— Start of MATERIAL TO PROCESS —
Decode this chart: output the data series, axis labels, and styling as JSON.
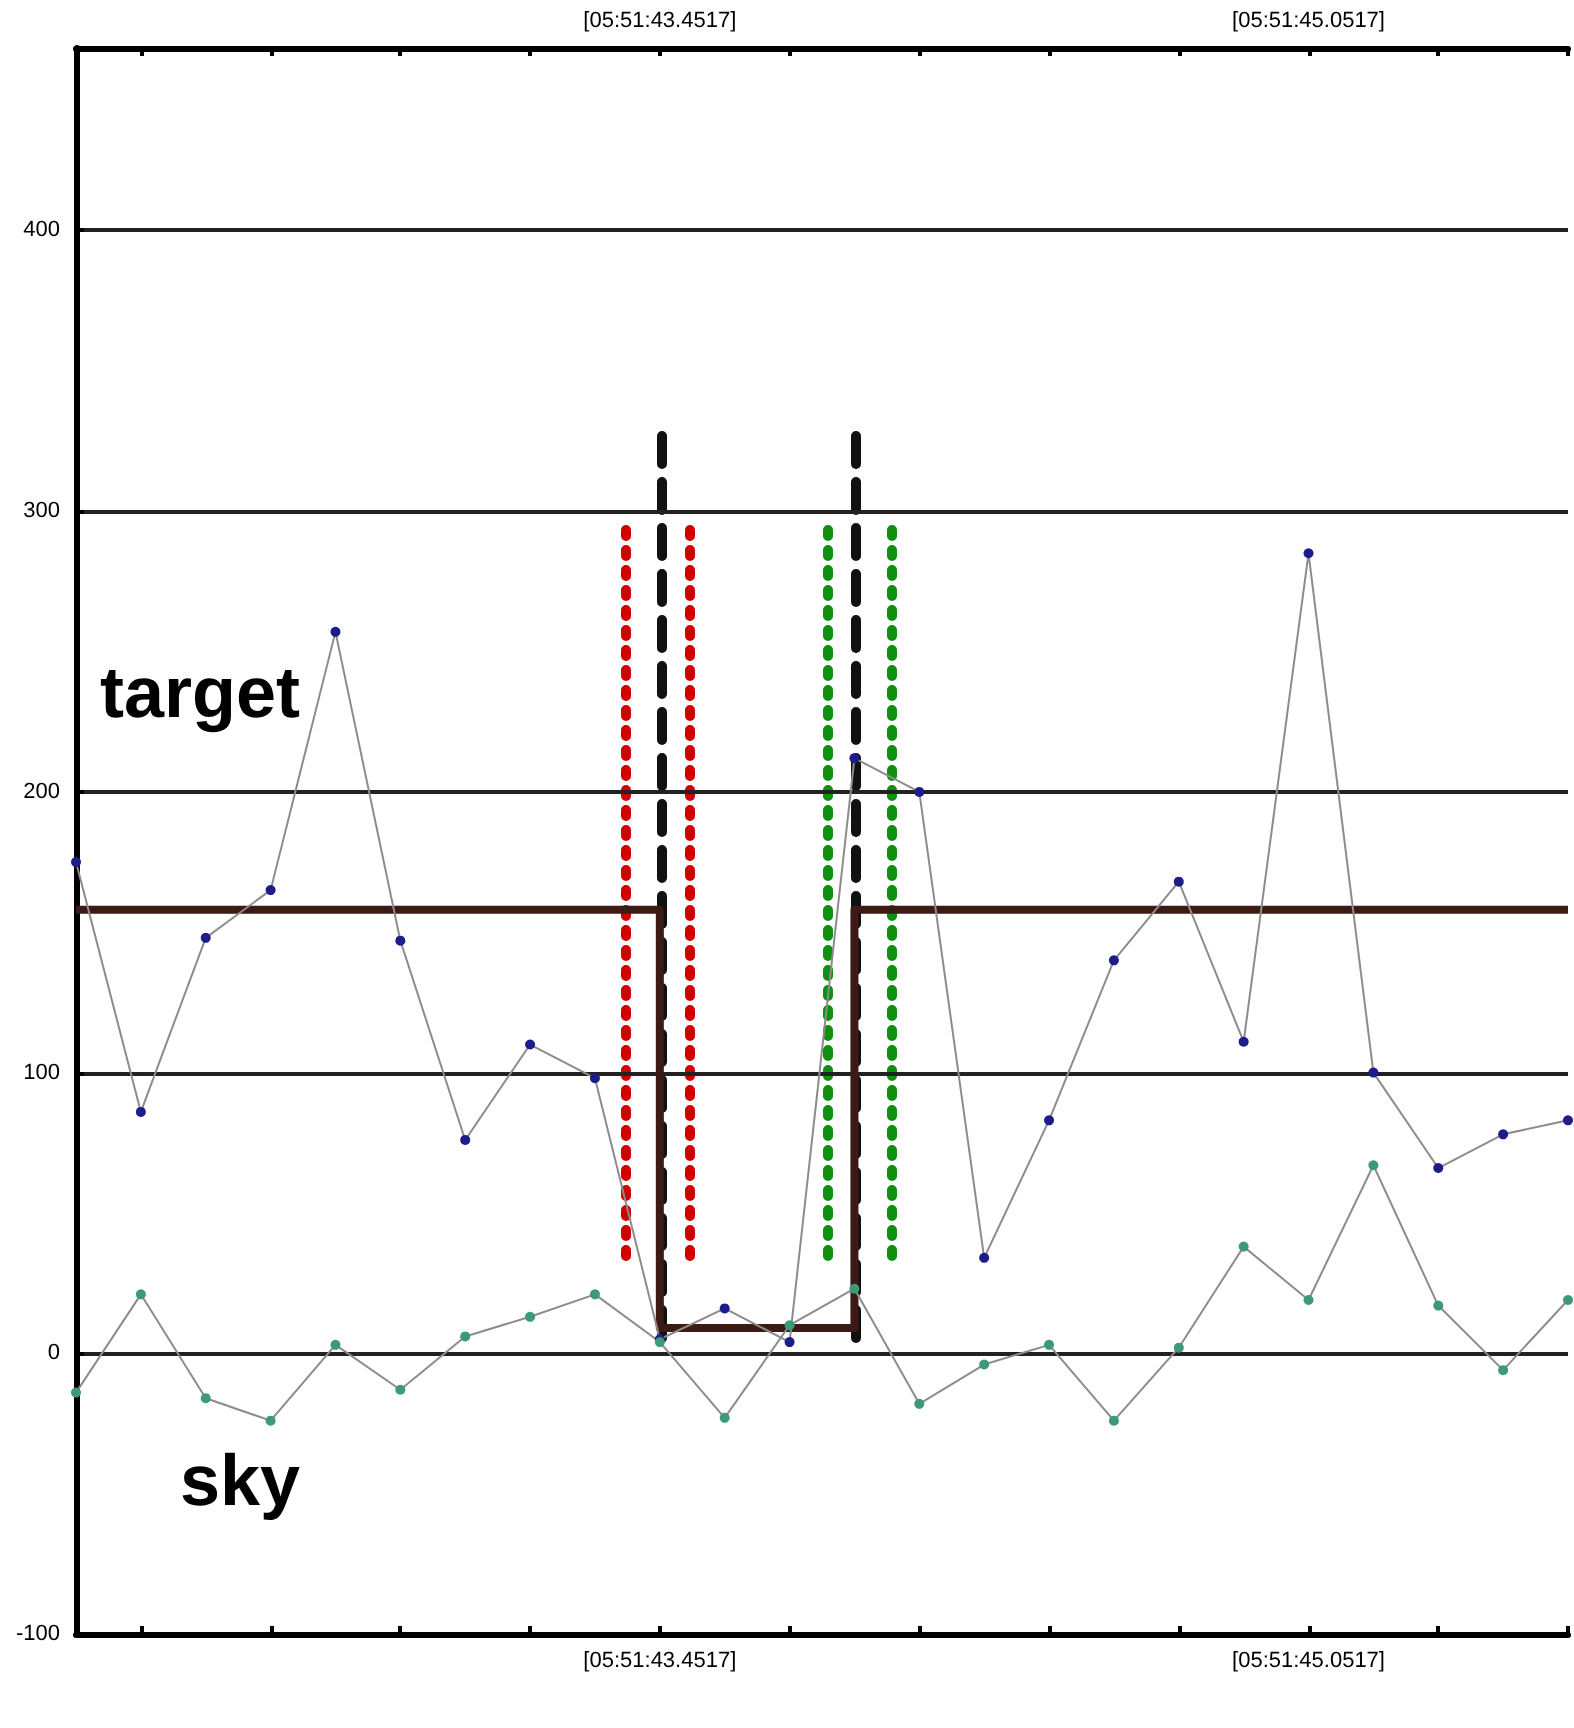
{
  "chart_data": {
    "type": "line",
    "categories": [
      null,
      null,
      null,
      null,
      null,
      null,
      null,
      null,
      null,
      "[05:51:43.4517]",
      null,
      null,
      null,
      null,
      null,
      null,
      null,
      null,
      null,
      "[05:51:45.0517]",
      null,
      null,
      null,
      null
    ],
    "ylim": [
      -100,
      465
    ],
    "yticks": [
      -100,
      0,
      100,
      200,
      300,
      400
    ],
    "grid": "y",
    "legend": false,
    "marker": "circle",
    "line_style": "solid",
    "series": [
      {
        "name": "target",
        "color": "#1c1c8a",
        "values": [
          175,
          86,
          148,
          165,
          257,
          147,
          76,
          110,
          98,
          5,
          16,
          4,
          212,
          200,
          34,
          83,
          140,
          168,
          111,
          285,
          100,
          66,
          78,
          83
        ]
      },
      {
        "name": "sky",
        "color": "#3d9a78",
        "values": [
          -14,
          21,
          -16,
          -24,
          3,
          -13,
          6,
          13,
          21,
          4,
          -23,
          10,
          23,
          -18,
          -4,
          3,
          -24,
          2,
          38,
          19,
          67,
          17,
          -6,
          19
        ]
      },
      {
        "type": "step",
        "color": "#3d1a14",
        "marker": "none",
        "values": [
          158,
          158,
          158,
          158,
          158,
          158,
          158,
          158,
          158,
          9,
          9,
          9,
          158,
          158,
          158,
          158,
          158,
          158,
          158,
          158,
          158,
          158,
          158,
          158
        ]
      }
    ]
  }
}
— End of MATERIAL TO PROCESS —
• WHAT IS EXPECTED
Choose all lines containing the string "color" and copy them out.

• REPLY
        "color": "#1c1c8a",
        "color": "#3d9a78",
        "color": "#3d1a14",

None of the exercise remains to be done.